▸ **PROBLEM**:
Where a line of the material contains the string "installed", copy that line.

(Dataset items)

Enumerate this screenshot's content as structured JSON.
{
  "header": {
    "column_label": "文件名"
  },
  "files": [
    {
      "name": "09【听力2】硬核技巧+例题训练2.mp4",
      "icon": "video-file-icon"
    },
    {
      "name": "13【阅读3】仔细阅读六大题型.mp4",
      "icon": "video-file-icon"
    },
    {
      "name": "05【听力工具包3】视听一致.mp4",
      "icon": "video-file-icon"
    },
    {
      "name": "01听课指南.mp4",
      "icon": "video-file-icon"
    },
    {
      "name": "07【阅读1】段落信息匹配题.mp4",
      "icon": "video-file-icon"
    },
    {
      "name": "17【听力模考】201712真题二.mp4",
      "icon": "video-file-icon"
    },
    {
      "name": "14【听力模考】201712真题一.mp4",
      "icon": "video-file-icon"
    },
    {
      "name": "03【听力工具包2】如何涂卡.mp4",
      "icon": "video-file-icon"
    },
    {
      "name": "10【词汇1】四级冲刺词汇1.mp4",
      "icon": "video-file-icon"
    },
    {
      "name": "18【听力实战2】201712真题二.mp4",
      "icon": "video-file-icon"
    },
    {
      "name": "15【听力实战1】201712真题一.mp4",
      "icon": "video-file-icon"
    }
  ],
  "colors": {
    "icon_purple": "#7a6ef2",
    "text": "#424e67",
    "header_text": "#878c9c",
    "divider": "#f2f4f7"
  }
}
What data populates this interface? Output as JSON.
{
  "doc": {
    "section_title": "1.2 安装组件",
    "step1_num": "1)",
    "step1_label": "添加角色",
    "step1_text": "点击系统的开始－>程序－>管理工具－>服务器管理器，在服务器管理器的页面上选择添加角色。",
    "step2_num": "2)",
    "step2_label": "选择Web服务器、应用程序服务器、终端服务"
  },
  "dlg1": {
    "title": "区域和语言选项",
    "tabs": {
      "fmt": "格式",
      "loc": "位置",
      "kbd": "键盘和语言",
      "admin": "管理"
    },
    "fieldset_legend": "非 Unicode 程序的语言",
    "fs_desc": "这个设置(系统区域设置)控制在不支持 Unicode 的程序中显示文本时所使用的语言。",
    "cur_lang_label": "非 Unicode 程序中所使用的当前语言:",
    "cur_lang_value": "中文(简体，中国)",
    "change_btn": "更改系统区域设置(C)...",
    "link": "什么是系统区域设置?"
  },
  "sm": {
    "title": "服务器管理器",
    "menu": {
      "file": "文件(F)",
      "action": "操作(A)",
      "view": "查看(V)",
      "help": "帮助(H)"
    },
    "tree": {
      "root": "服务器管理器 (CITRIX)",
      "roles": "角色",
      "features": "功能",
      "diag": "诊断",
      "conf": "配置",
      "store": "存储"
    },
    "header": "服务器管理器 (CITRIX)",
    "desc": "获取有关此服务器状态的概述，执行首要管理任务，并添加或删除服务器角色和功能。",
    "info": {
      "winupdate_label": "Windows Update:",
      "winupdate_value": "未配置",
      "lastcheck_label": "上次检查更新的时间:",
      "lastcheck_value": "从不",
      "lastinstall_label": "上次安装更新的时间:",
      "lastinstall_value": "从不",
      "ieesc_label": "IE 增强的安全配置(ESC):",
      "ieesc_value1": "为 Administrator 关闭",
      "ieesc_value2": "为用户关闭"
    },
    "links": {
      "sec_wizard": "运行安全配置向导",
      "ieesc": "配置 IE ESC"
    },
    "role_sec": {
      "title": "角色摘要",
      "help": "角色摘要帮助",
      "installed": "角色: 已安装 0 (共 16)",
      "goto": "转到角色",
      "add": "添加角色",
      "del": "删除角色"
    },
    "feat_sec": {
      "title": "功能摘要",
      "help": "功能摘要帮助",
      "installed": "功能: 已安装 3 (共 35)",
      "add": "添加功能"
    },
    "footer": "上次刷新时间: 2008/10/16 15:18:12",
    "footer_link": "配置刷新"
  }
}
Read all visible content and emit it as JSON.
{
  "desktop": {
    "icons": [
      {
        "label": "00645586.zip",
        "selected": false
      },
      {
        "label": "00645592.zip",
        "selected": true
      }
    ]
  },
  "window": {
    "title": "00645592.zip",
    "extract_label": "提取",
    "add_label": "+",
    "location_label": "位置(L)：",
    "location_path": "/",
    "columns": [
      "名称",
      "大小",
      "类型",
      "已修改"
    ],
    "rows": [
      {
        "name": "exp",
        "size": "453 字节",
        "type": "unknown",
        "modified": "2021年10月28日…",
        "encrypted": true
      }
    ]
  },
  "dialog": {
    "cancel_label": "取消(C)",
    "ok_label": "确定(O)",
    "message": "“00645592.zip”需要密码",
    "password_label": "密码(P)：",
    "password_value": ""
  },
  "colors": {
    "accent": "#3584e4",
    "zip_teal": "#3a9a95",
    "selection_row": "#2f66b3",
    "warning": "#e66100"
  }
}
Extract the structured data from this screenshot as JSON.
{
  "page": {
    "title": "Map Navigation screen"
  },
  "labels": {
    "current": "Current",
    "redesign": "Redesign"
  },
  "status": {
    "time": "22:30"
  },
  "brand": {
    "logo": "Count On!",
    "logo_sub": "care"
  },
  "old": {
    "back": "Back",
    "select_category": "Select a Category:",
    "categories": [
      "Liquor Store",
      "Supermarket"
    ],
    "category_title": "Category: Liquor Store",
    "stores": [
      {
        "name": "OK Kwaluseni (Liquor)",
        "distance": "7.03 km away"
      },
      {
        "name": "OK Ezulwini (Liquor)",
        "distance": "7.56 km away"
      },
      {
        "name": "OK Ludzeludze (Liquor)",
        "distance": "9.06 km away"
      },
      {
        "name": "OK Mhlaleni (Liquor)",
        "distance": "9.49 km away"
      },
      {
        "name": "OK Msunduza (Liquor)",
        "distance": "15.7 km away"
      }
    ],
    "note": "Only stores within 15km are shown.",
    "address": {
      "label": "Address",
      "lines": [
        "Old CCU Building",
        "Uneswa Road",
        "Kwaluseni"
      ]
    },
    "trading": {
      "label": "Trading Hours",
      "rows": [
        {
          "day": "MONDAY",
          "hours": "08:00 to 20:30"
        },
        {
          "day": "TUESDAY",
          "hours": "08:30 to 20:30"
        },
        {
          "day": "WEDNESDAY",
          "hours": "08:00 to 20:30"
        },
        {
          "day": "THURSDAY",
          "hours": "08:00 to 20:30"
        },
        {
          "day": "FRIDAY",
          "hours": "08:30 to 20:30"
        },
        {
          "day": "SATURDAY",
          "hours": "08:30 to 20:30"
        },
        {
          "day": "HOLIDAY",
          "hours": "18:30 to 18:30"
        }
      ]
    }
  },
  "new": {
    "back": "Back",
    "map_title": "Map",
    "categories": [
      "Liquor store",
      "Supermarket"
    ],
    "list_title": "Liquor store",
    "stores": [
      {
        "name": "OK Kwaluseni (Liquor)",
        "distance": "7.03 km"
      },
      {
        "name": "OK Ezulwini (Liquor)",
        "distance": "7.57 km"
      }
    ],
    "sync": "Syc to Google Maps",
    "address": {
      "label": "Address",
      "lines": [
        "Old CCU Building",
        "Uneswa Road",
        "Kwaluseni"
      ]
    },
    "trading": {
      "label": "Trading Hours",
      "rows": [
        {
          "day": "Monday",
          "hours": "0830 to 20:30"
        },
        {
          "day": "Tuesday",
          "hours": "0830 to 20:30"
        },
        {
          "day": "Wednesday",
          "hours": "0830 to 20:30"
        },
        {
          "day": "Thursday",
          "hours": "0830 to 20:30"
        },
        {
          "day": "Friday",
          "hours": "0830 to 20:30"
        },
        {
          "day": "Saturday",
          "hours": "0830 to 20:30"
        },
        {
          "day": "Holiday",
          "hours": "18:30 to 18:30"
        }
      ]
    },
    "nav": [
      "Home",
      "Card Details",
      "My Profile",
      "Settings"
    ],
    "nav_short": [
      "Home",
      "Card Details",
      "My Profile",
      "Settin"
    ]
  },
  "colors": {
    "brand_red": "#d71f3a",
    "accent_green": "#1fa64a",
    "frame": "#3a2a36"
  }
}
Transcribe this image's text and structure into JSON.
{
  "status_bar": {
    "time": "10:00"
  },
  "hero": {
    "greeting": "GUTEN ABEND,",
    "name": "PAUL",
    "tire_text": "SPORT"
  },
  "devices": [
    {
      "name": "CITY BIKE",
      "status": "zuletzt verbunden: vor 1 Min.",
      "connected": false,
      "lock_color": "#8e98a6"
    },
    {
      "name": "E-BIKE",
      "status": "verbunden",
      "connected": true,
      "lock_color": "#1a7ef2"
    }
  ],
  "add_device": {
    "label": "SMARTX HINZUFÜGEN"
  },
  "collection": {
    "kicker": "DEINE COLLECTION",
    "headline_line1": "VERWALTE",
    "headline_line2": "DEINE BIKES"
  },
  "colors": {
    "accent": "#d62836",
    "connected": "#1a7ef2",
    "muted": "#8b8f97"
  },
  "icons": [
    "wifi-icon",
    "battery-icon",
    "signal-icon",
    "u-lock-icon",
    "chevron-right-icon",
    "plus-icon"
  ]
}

▸ **TASK RESULT**:
      "installed": "角色: 已安装 0 (共 16)",
      "installed": "功能: 已安装 3 (共 35)",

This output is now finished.